Given problem: Which lines in the records below contain the word "KLINIKA"? Copy each one out.

---------- Listing ----------

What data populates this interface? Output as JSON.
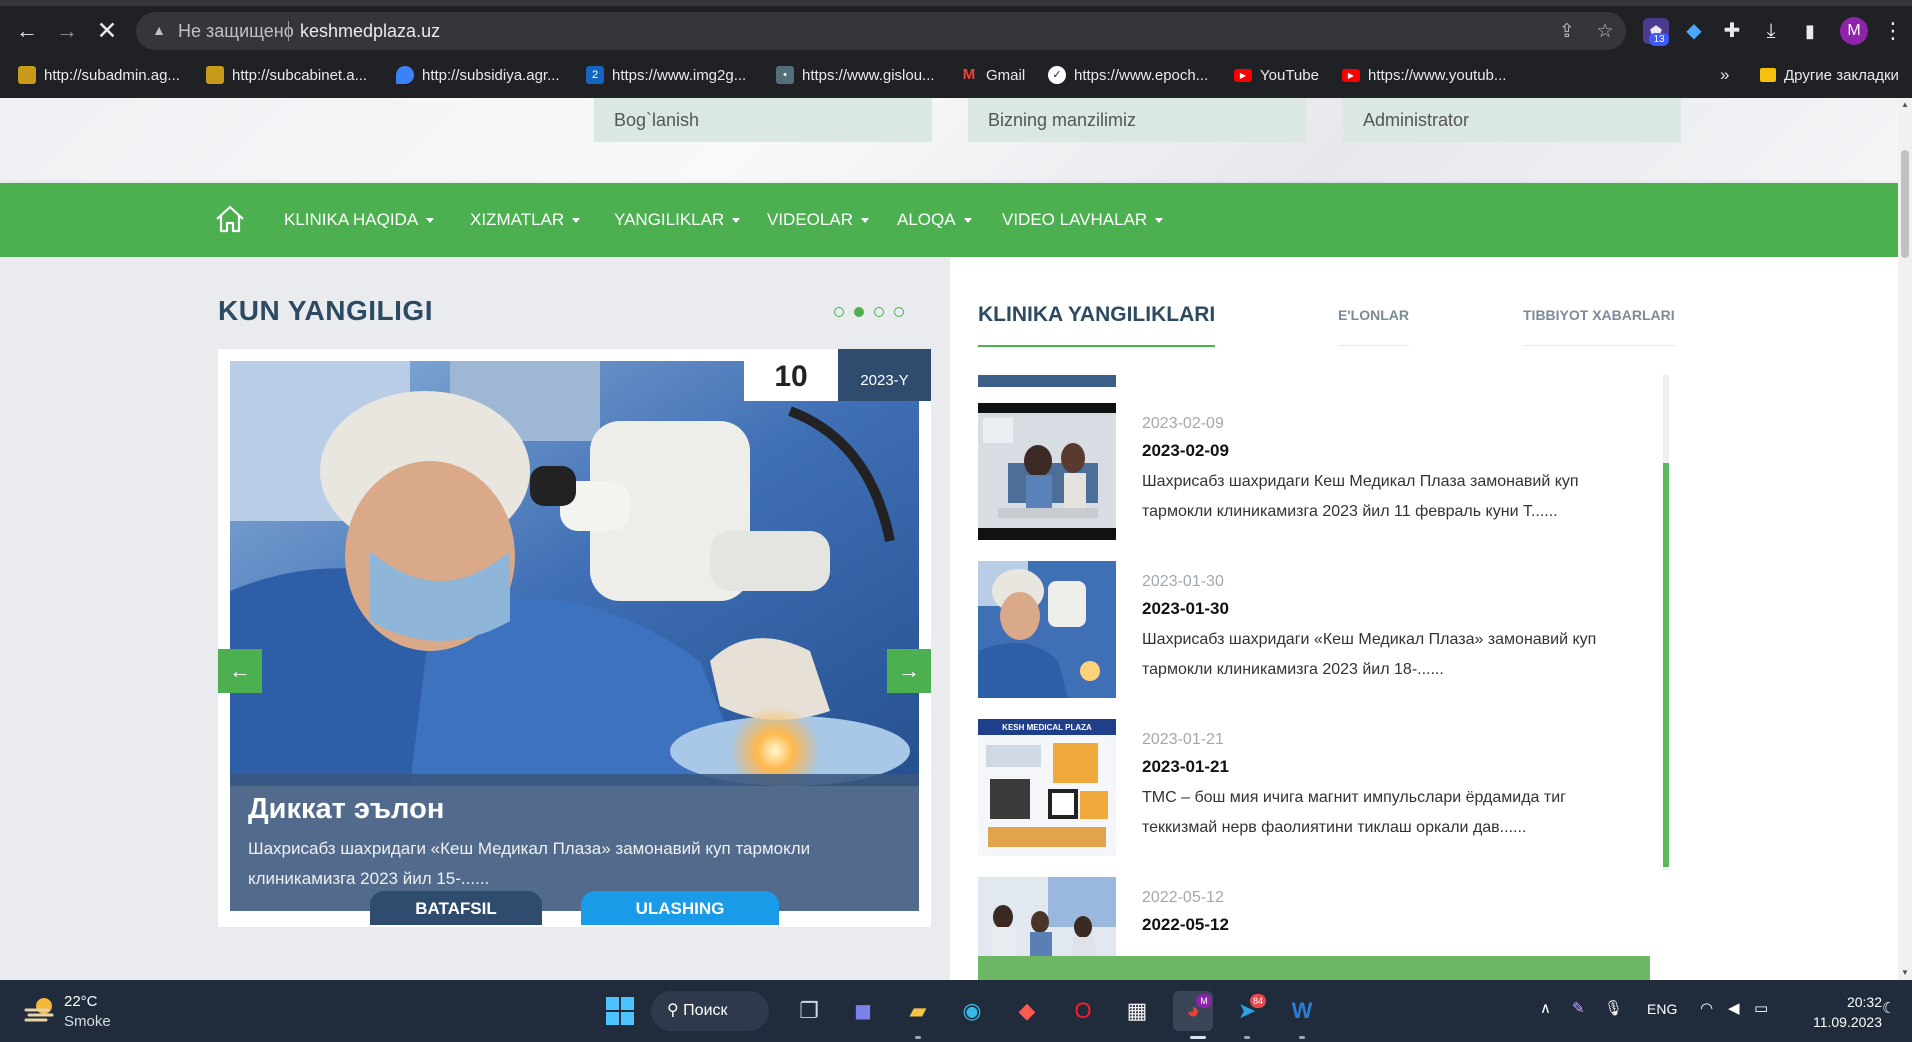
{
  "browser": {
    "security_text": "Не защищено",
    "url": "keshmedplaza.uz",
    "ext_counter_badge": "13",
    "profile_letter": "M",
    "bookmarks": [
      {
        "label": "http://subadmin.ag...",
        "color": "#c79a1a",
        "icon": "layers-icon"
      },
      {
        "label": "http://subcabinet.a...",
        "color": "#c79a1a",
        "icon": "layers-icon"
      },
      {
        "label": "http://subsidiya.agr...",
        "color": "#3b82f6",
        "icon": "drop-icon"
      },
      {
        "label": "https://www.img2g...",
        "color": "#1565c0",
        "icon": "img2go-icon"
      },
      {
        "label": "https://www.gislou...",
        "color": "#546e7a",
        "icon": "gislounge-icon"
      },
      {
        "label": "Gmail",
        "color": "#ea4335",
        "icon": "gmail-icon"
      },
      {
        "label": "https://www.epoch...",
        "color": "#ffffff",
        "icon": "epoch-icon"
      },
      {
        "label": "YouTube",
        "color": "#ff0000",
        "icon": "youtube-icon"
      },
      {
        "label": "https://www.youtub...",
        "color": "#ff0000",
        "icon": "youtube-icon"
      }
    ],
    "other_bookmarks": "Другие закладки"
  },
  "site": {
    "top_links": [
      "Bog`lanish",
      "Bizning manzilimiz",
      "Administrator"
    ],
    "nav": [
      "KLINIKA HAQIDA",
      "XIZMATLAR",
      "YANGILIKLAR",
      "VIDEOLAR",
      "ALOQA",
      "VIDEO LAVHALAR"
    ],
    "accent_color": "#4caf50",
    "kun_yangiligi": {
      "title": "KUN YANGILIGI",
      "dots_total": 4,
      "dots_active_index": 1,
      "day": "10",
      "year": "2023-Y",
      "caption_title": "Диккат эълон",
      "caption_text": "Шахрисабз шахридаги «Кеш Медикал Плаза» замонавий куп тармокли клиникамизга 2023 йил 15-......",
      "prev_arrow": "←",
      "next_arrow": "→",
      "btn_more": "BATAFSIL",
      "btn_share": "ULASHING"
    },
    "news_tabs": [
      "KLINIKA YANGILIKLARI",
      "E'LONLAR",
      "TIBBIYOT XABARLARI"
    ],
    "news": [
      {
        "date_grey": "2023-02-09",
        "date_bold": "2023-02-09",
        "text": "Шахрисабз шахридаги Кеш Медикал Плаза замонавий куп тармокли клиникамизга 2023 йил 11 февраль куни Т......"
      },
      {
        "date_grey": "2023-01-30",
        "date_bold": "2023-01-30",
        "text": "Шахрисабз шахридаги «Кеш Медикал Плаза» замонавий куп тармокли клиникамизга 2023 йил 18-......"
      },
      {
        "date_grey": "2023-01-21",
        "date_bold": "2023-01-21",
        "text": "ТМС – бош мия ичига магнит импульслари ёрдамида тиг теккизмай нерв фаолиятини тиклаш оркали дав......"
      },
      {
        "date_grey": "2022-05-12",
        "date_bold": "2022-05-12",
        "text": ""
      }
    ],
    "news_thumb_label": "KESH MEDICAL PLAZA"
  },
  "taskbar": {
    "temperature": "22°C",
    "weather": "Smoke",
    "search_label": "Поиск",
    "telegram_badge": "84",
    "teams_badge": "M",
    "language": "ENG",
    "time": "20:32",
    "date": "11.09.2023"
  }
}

----------

Response for this exercise:
      "KLINIKA HAQIDA",
      "KLINIKA YANGILIKLARI",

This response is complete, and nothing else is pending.